_Passage_:

This study was undertaken to clinically validate the accuracy of a semiautomated software tool for analysing the enhancement curve in focal malignant bone lesions.

Materials and methods

Twenty-three patients affected by cancer with malignant focal bone lesions underwent dynamic gadolinium-enhanced magnetic resonance (MR) imaging using the following protocol: T1-weighted turbo spin-echo sequences (time to repeat [TR] 600 ms, time to echo [TE] 8.6 ms, field of view [FOV] 40×40 cm) before and after intravenous injection of gadolinium-containing contrast agent. Image postprocessing was performed using the software DyCoH. Each region of interest (5×5 pixels), drawn to include the area of the lesion with the highest values of the area under the curve map, was analysed to obtain time-intensity curves and relative perfusion parameters: time to peak (TTP), peak intensity (PI), slope (60-s slope), intensity at 60 s after contrast agent injection (60-s I) and final intensity (FI).

Results

Data were obtained by analysing 86 malignant lesions and 86 apparently normal bone regions. PI, 60-s slope, 60-s I and FI were significantly different between neoplastic and apparently normal (p<0.001) samples. Sensitivity, specificity and accuracy were, respectively, 94%, 93% and 94% at a PI threshold of 100 (signal-to-noise ratio), with positive and negative predictive values of 93% and 94%. At a threshold value of 0.85 for 60-s slope, sensitivity and specificity values were both 91%.

Conclusions

The semiautomated technique we report appears to be accurate for identifying neoplastic tissue and for mapping perfusion parameters, with the added value of a consistent measurement of perfusion parameters on colour-coded maps.

Riassunto

Obiettivo

Scopo del presente lavoro è stato valutare l’accuratezza di un software di analisi semiautomatica nell’analisi delle curve di potenziamento post-contrastografico delle lesioni ossee focali maligne.

_Required action A_:
According to the bone lesion abstract, what sensitivity and specificity were found at a 60-s slope threshold of 0.85?
_Required action B_:
Copy the bone lesion abstract word for word from "Scopo del presente" to "ossee focali maligne.".

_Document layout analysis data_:
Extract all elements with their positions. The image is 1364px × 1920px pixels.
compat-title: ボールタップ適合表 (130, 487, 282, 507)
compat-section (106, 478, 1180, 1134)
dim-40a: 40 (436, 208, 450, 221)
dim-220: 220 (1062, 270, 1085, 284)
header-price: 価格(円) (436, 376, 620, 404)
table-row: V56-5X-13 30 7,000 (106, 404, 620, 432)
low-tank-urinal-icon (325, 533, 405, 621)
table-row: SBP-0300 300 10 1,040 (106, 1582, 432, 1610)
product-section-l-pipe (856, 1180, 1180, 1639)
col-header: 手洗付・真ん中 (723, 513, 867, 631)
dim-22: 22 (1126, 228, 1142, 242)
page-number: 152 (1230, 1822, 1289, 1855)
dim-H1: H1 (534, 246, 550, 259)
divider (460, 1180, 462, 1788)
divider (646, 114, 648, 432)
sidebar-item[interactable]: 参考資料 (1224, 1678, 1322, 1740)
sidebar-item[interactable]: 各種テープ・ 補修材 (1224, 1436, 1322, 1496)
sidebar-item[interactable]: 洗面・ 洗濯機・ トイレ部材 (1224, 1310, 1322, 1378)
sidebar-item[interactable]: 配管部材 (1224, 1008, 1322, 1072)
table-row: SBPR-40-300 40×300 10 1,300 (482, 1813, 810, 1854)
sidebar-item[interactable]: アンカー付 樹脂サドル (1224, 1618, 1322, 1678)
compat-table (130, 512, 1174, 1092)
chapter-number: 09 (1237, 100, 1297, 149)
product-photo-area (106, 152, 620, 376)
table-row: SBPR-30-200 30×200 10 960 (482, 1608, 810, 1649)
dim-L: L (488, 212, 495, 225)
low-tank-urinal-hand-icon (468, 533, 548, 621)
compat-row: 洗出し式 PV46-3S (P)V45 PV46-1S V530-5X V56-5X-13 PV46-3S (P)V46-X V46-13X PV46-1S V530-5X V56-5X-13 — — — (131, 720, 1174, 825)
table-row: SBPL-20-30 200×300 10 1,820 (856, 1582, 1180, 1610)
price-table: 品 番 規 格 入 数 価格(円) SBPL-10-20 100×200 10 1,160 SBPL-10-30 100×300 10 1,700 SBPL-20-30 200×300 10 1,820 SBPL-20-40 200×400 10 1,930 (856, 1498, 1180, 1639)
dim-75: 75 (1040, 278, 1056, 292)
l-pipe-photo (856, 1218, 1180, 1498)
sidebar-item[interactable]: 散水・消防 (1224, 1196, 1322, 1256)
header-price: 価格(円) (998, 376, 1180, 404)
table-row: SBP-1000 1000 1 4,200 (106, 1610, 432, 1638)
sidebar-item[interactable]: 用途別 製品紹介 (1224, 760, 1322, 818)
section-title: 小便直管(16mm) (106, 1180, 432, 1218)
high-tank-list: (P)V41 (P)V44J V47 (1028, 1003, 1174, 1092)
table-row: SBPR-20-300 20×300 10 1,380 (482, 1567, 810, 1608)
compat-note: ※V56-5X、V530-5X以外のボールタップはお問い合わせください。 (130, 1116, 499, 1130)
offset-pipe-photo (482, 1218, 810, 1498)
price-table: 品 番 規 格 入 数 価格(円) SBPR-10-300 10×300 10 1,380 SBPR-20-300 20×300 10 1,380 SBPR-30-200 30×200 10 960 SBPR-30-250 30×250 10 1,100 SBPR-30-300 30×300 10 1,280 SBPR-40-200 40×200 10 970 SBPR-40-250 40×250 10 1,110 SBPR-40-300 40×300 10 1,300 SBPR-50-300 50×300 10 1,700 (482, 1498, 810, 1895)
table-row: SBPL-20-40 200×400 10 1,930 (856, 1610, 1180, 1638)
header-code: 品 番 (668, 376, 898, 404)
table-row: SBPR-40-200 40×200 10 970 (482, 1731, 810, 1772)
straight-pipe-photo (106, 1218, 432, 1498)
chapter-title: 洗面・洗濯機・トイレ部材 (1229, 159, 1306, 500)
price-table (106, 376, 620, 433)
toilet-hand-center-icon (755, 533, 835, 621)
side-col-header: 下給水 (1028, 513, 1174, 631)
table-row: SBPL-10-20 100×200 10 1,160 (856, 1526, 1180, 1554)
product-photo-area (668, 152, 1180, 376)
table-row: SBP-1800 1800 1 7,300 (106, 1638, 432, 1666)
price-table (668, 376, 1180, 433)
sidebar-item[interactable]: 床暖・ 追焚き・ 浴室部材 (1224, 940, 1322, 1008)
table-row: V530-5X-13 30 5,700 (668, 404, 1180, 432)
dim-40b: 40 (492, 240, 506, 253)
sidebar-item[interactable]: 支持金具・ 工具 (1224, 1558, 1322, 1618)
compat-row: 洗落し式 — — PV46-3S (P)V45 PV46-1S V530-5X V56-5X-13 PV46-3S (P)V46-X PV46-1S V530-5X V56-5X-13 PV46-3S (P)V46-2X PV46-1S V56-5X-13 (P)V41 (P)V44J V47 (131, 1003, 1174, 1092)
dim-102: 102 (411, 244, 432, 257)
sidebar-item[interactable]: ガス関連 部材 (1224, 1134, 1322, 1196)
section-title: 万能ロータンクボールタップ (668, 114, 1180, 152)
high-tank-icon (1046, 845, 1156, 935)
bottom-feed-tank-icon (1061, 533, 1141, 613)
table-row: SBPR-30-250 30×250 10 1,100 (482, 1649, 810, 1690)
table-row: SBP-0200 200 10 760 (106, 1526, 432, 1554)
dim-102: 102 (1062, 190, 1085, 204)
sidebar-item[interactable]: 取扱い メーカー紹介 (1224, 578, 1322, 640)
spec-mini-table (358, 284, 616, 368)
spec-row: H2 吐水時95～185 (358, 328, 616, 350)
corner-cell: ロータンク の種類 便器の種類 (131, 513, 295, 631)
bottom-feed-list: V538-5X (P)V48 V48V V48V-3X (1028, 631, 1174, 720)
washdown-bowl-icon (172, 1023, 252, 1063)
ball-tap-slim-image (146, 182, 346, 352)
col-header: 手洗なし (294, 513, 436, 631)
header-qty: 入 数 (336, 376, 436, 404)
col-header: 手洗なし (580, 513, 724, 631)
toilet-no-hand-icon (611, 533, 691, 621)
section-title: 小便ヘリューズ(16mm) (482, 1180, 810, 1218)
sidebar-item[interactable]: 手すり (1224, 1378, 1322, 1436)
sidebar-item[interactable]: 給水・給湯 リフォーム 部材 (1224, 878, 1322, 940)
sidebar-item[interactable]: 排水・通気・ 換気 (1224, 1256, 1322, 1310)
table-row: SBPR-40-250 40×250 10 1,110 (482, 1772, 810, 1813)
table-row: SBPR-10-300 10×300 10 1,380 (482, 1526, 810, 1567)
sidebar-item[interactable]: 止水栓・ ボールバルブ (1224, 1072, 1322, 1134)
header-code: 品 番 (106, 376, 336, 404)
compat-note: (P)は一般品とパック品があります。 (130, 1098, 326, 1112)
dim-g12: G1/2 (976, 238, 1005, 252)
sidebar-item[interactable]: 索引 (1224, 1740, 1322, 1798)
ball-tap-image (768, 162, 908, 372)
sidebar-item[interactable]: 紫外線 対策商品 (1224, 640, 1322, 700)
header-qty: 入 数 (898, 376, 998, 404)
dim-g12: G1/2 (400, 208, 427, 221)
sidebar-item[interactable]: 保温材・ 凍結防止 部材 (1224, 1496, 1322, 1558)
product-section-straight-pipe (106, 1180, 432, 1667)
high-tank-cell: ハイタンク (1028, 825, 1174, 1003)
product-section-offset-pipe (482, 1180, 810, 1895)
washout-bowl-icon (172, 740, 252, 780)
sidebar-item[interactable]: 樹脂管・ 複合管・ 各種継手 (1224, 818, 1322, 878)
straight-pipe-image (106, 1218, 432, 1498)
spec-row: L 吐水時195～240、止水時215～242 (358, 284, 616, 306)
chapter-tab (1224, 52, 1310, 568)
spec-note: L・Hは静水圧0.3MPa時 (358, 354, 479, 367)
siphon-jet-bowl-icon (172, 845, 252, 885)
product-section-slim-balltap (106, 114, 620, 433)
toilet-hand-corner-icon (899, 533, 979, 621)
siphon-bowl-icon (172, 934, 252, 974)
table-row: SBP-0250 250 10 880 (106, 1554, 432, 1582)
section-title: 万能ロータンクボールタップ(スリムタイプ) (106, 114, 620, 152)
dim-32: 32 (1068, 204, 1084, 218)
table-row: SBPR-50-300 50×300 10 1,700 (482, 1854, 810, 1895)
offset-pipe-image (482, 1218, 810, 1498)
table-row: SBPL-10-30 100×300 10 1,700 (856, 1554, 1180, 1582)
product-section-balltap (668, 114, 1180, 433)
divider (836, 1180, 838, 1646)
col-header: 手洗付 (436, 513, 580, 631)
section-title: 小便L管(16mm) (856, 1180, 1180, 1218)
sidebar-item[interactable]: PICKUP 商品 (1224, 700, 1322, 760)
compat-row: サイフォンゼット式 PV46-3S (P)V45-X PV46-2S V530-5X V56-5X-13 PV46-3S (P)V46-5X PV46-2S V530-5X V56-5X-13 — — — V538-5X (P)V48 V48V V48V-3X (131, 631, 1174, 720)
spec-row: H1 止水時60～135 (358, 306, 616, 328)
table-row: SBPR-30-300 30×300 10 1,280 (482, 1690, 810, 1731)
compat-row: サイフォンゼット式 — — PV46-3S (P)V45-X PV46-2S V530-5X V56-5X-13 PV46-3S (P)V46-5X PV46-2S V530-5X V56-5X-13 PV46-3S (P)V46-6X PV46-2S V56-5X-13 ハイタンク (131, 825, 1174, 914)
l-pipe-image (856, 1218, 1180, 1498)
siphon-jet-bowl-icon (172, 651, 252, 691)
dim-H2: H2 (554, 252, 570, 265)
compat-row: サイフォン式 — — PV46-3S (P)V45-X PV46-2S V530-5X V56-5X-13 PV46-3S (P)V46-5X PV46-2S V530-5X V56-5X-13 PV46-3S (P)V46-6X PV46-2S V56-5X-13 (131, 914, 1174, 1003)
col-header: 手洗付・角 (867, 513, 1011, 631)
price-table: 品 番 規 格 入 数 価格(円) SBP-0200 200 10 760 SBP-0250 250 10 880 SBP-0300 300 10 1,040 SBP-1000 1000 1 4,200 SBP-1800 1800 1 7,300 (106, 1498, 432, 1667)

_Answer area A_:
Both were 91%.

_Answer area B_:
Scopo del presente lavoro è stato valutare l’accuratezza di un software di analisi semiautomatica nell’analisi delle curve di potenziamento post-contrastografico delle lesioni ossee focali maligne.